>> START

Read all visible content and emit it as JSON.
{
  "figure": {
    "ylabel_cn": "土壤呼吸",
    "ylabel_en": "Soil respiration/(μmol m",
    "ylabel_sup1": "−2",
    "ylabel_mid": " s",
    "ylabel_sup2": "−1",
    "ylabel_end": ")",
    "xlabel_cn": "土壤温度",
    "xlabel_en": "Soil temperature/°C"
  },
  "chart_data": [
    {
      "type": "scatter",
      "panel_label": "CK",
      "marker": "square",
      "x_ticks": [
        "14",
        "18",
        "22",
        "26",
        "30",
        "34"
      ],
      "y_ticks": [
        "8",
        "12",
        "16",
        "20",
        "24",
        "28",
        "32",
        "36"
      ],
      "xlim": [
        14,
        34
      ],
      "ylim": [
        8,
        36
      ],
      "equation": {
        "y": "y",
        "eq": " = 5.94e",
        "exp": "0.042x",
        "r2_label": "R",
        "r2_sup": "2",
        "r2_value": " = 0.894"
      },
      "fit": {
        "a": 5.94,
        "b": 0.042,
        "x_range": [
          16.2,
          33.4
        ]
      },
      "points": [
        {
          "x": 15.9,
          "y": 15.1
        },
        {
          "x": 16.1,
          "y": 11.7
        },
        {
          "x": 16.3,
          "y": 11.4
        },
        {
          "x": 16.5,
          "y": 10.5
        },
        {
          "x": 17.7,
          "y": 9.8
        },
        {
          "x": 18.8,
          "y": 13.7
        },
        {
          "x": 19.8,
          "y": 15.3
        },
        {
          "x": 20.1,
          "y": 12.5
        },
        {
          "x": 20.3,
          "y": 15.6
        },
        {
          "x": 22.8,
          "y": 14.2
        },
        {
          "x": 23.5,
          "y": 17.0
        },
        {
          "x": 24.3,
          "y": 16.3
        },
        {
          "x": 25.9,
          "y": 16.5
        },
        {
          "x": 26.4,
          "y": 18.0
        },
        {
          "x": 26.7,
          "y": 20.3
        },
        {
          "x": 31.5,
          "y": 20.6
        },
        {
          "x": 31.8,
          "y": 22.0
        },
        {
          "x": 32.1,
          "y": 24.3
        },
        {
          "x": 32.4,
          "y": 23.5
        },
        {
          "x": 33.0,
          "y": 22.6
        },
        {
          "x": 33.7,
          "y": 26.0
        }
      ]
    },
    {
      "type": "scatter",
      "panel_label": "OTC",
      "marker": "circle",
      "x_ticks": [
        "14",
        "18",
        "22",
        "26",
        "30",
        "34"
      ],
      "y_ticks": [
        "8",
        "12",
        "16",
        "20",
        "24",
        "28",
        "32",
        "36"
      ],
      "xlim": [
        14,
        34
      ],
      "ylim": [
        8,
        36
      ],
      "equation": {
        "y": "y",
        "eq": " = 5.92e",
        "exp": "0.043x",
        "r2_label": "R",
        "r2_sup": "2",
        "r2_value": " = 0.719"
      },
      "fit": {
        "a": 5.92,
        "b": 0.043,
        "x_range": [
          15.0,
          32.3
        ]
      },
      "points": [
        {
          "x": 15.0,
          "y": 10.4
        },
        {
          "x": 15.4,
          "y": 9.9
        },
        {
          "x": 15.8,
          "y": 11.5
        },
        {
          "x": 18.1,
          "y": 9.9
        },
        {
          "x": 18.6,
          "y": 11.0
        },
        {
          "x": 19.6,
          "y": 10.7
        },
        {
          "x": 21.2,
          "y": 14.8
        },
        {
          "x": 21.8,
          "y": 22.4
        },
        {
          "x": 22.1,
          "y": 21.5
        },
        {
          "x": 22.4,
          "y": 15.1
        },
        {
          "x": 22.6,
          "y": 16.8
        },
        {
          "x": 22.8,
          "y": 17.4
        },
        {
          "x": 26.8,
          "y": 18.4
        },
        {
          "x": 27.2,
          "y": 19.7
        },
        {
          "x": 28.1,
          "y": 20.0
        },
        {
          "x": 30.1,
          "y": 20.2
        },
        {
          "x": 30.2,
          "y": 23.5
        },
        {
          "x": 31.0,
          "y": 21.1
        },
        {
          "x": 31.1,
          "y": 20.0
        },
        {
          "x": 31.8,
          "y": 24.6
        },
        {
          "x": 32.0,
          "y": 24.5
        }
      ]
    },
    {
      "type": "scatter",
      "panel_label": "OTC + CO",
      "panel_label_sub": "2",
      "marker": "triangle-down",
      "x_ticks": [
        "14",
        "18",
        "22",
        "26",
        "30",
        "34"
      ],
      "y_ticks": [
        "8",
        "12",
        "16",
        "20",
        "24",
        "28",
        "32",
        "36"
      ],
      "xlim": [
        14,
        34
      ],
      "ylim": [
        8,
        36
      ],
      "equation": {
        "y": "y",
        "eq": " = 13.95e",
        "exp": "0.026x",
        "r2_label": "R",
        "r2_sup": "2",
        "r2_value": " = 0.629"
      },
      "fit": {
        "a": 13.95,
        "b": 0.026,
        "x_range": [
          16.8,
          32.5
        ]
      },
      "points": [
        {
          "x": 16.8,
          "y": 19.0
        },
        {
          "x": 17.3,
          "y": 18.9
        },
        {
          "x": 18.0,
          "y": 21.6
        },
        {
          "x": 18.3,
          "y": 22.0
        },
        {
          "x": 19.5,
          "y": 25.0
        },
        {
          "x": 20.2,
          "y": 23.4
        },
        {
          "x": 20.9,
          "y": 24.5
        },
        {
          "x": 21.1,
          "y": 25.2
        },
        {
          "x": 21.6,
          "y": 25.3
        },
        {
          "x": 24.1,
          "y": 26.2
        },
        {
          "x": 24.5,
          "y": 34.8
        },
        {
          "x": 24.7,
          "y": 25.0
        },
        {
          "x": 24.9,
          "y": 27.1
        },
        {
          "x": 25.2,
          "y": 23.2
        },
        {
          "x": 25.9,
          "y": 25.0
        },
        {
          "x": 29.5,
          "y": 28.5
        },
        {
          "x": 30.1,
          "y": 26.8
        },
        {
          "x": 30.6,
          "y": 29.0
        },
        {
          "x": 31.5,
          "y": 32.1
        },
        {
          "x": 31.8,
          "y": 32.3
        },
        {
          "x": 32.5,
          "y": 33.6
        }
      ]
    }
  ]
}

>> END

● Challenge: All the data must be duplicated exactly, with nothing added or removed.

● Expected answer:
Read all visible content and emit it as JSON.
{
  "figure": {
    "ylabel_cn": "土壤呼吸",
    "ylabel_en": "Soil respiration/(μmol m",
    "ylabel_sup1": "−2",
    "ylabel_mid": " s",
    "ylabel_sup2": "−1",
    "ylabel_end": ")",
    "xlabel_cn": "土壤温度",
    "xlabel_en": "Soil temperature/°C"
  },
  "chart_data": [
    {
      "type": "scatter",
      "panel_label": "CK",
      "marker": "square",
      "x_ticks": [
        "14",
        "18",
        "22",
        "26",
        "30",
        "34"
      ],
      "y_ticks": [
        "8",
        "12",
        "16",
        "20",
        "24",
        "28",
        "32",
        "36"
      ],
      "xlim": [
        14,
        34
      ],
      "ylim": [
        8,
        36
      ],
      "equation": {
        "y": "y",
        "eq": " = 5.94e",
        "exp": "0.042x",
        "r2_label": "R",
        "r2_sup": "2",
        "r2_value": " = 0.894"
      },
      "fit": {
        "a": 5.94,
        "b": 0.042,
        "x_range": [
          16.2,
          33.4
        ]
      },
      "points": [
        {
          "x": 15.9,
          "y": 15.1
        },
        {
          "x": 16.1,
          "y": 11.7
        },
        {
          "x": 16.3,
          "y": 11.4
        },
        {
          "x": 16.5,
          "y": 10.5
        },
        {
          "x": 17.7,
          "y": 9.8
        },
        {
          "x": 18.8,
          "y": 13.7
        },
        {
          "x": 19.8,
          "y": 15.3
        },
        {
          "x": 20.1,
          "y": 12.5
        },
        {
          "x": 20.3,
          "y": 15.6
        },
        {
          "x": 22.8,
          "y": 14.2
        },
        {
          "x": 23.5,
          "y": 17.0
        },
        {
          "x": 24.3,
          "y": 16.3
        },
        {
          "x": 25.9,
          "y": 16.5
        },
        {
          "x": 26.4,
          "y": 18.0
        },
        {
          "x": 26.7,
          "y": 20.3
        },
        {
          "x": 31.5,
          "y": 20.6
        },
        {
          "x": 31.8,
          "y": 22.0
        },
        {
          "x": 32.1,
          "y": 24.3
        },
        {
          "x": 32.4,
          "y": 23.5
        },
        {
          "x": 33.0,
          "y": 22.6
        },
        {
          "x": 33.7,
          "y": 26.0
        }
      ]
    },
    {
      "type": "scatter",
      "panel_label": "OTC",
      "marker": "circle",
      "x_ticks": [
        "14",
        "18",
        "22",
        "26",
        "30",
        "34"
      ],
      "y_ticks": [
        "8",
        "12",
        "16",
        "20",
        "24",
        "28",
        "32",
        "36"
      ],
      "xlim": [
        14,
        34
      ],
      "ylim": [
        8,
        36
      ],
      "equation": {
        "y": "y",
        "eq": " = 5.92e",
        "exp": "0.043x",
        "r2_label": "R",
        "r2_sup": "2",
        "r2_value": " = 0.719"
      },
      "fit": {
        "a": 5.92,
        "b": 0.043,
        "x_range": [
          15.0,
          32.3
        ]
      },
      "points": [
        {
          "x": 15.0,
          "y": 10.4
        },
        {
          "x": 15.4,
          "y": 9.9
        },
        {
          "x": 15.8,
          "y": 11.5
        },
        {
          "x": 18.1,
          "y": 9.9
        },
        {
          "x": 18.6,
          "y": 11.0
        },
        {
          "x": 19.6,
          "y": 10.7
        },
        {
          "x": 21.2,
          "y": 14.8
        },
        {
          "x": 21.8,
          "y": 22.4
        },
        {
          "x": 22.1,
          "y": 21.5
        },
        {
          "x": 22.4,
          "y": 15.1
        },
        {
          "x": 22.6,
          "y": 16.8
        },
        {
          "x": 22.8,
          "y": 17.4
        },
        {
          "x": 26.8,
          "y": 18.4
        },
        {
          "x": 27.2,
          "y": 19.7
        },
        {
          "x": 28.1,
          "y": 20.0
        },
        {
          "x": 30.1,
          "y": 20.2
        },
        {
          "x": 30.2,
          "y": 23.5
        },
        {
          "x": 31.0,
          "y": 21.1
        },
        {
          "x": 31.1,
          "y": 20.0
        },
        {
          "x": 31.8,
          "y": 24.6
        },
        {
          "x": 32.0,
          "y": 24.5
        }
      ]
    },
    {
      "type": "scatter",
      "panel_label": "OTC + CO",
      "panel_label_sub": "2",
      "marker": "triangle-down",
      "x_ticks": [
        "14",
        "18",
        "22",
        "26",
        "30",
        "34"
      ],
      "y_ticks": [
        "8",
        "12",
        "16",
        "20",
        "24",
        "28",
        "32",
        "36"
      ],
      "xlim": [
        14,
        34
      ],
      "ylim": [
        8,
        36
      ],
      "equation": {
        "y": "y",
        "eq": " = 13.95e",
        "exp": "0.026x",
        "r2_label": "R",
        "r2_sup": "2",
        "r2_value": " = 0.629"
      },
      "fit": {
        "a": 13.95,
        "b": 0.026,
        "x_range": [
          16.8,
          32.5
        ]
      },
      "points": [
        {
          "x": 16.8,
          "y": 19.0
        },
        {
          "x": 17.3,
          "y": 18.9
        },
        {
          "x": 18.0,
          "y": 21.6
        },
        {
          "x": 18.3,
          "y": 22.0
        },
        {
          "x": 19.5,
          "y": 25.0
        },
        {
          "x": 20.2,
          "y": 23.4
        },
        {
          "x": 20.9,
          "y": 24.5
        },
        {
          "x": 21.1,
          "y": 25.2
        },
        {
          "x": 21.6,
          "y": 25.3
        },
        {
          "x": 24.1,
          "y": 26.2
        },
        {
          "x": 24.5,
          "y": 34.8
        },
        {
          "x": 24.7,
          "y": 25.0
        },
        {
          "x": 24.9,
          "y": 27.1
        },
        {
          "x": 25.2,
          "y": 23.2
        },
        {
          "x": 25.9,
          "y": 25.0
        },
        {
          "x": 29.5,
          "y": 28.5
        },
        {
          "x": 30.1,
          "y": 26.8
        },
        {
          "x": 30.6,
          "y": 29.0
        },
        {
          "x": 31.5,
          "y": 32.1
        },
        {
          "x": 31.8,
          "y": 32.3
        },
        {
          "x": 32.5,
          "y": 33.6
        }
      ]
    }
  ]
}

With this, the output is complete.